• **Objective**
The records that follow must be reproduced in full, exactly as written.

• **Data records**
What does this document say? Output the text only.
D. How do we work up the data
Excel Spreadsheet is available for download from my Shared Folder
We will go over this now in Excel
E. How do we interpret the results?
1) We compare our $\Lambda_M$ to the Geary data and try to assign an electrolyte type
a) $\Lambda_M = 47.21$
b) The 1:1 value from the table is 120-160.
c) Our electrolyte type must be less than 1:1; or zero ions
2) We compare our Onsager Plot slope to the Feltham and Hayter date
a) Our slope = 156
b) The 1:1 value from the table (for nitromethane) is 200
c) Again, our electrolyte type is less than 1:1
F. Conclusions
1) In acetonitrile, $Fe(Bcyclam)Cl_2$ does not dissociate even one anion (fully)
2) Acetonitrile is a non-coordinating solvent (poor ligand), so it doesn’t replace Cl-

• **The response**
What does this document say? Output the text only.
D. How do we work up the data
Excel Spreadsheet is available for download from my Shared Folder
We will go over this now in Excel
E. How do we interpret the results?
1) We compare our $\Lambda_M$ to the Geary data and try to assign an electrolyte type
a) $\Lambda_M = 47.21$
b) The 1:1 value from the table is 120-160.
c) Our electrolyte type must be less than 1:1; or zero ions
2) We compare our Onsager Plot slope to the Feltham and Hayter date
a) Our slope = 156
b) The 1:1 value from the table (for nitromethane) is 200
c) Again, our electrolyte type is less than 1:1
F. Conclusions
1) In acetonitrile, $Fe(Bcyclam)Cl_2$ does not dissociate even one anion (fully)
2) Acetonitrile is a non-coordinating solvent (poor ligand), so it doesn’t replace Cl-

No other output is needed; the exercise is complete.